▸ What you are asked to do: Looking at the listing, state how many of its lines contain the string "Wind". Write only the number.

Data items
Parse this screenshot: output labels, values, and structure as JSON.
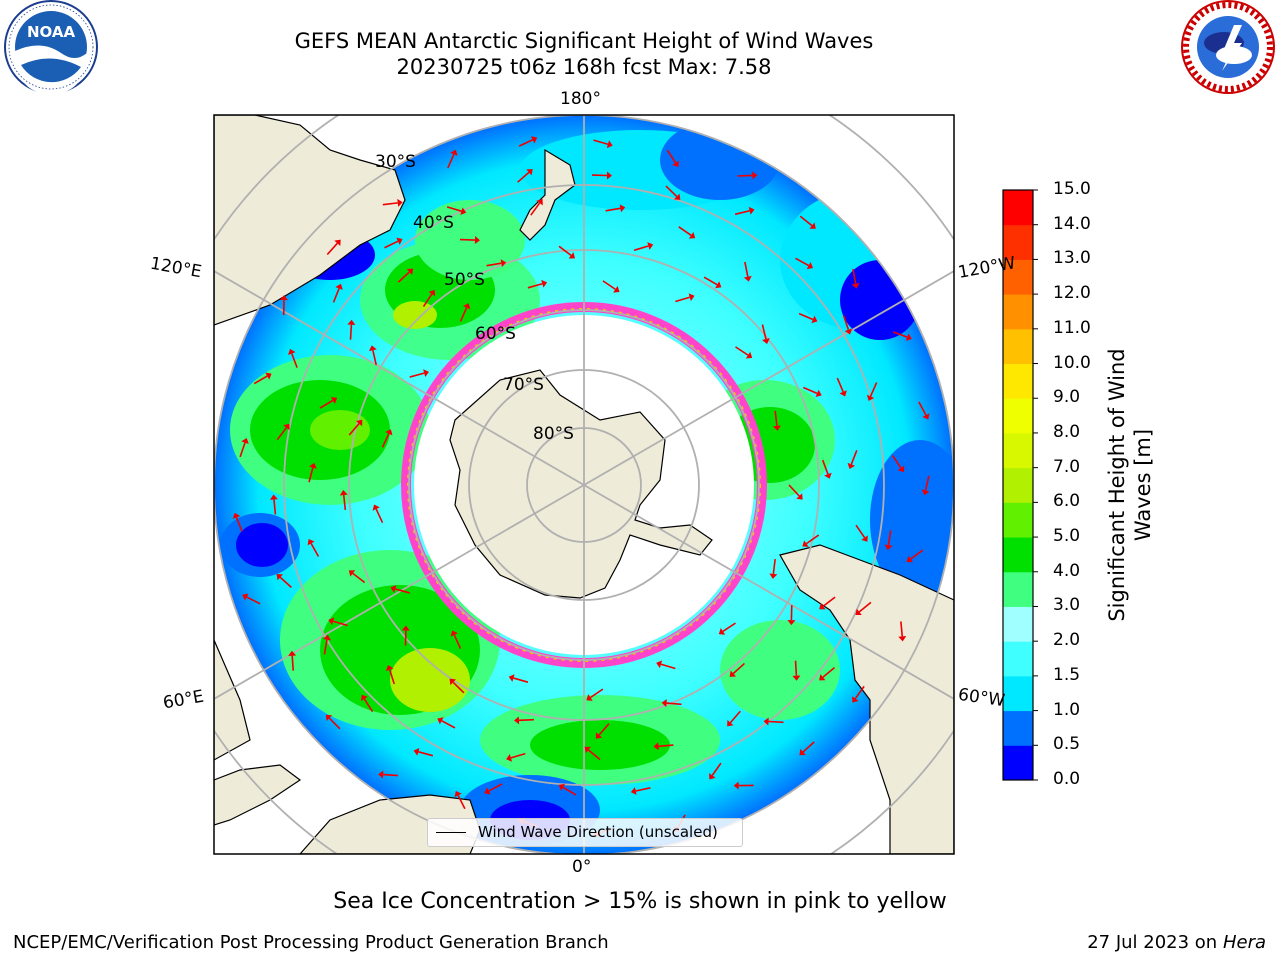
{
  "title_line1": "GEFS MEAN Antarctic Significant Height of Wind Waves",
  "title_line2": "20230725 t06z 168h fcst   Max: 7.58",
  "logos": {
    "left": "noara-logo",
    "left_ring_text": "NATIONAL OCEANIC AND ATMOSPHERIC ADMINISTRATION · U.S. DEPARTMENT OF COMMERCE",
    "left_center_text": "NOAA",
    "right": "nws-logo",
    "right_ring_text": "NATIONAL WEATHER SERVICE"
  },
  "map": {
    "projection": "south-polar-stereographic",
    "lon_labels": {
      "top": "180°",
      "bottom": "0°",
      "upper_left": "120°E",
      "upper_right": "120°W",
      "lower_left": "60°E",
      "lower_right": "60°W"
    },
    "lat_labels": [
      "30°S",
      "40°S",
      "50°S",
      "60°S",
      "70°S",
      "80°S"
    ],
    "colors": {
      "land": "#efebd9",
      "ice_interior": "#ffffff",
      "grid": "#b0b0b0",
      "arrow": "#ee0000",
      "sea_ice_edge": "#ff44cc"
    }
  },
  "legend_text": "Wind Wave Direction (unscaled)",
  "colorbar": {
    "label": "Significant Height of Wind Waves [m]",
    "ticks": [
      "0.0",
      "0.5",
      "1.0",
      "1.5",
      "2.0",
      "3.0",
      "4.0",
      "5.0",
      "6.0",
      "7.0",
      "8.0",
      "9.0",
      "10.0",
      "11.0",
      "12.0",
      "13.0",
      "14.0",
      "15.0"
    ],
    "colors": [
      "#0000ff",
      "#0070ff",
      "#00e8ff",
      "#40ffff",
      "#a0ffff",
      "#40ff80",
      "#00e000",
      "#60f000",
      "#b0f000",
      "#d8f800",
      "#f0ff00",
      "#ffe800",
      "#ffc000",
      "#ff9000",
      "#ff6000",
      "#ff3000",
      "#ff0000"
    ]
  },
  "caption": "Sea Ice Concentration > 15% is shown in pink to yellow",
  "footer": {
    "left": "NCEP/EMC/Verification Post Processing Product Generation Branch",
    "right_date": "27 Jul 2023 on ",
    "right_system": "Hera"
  }
}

▸ The result: 3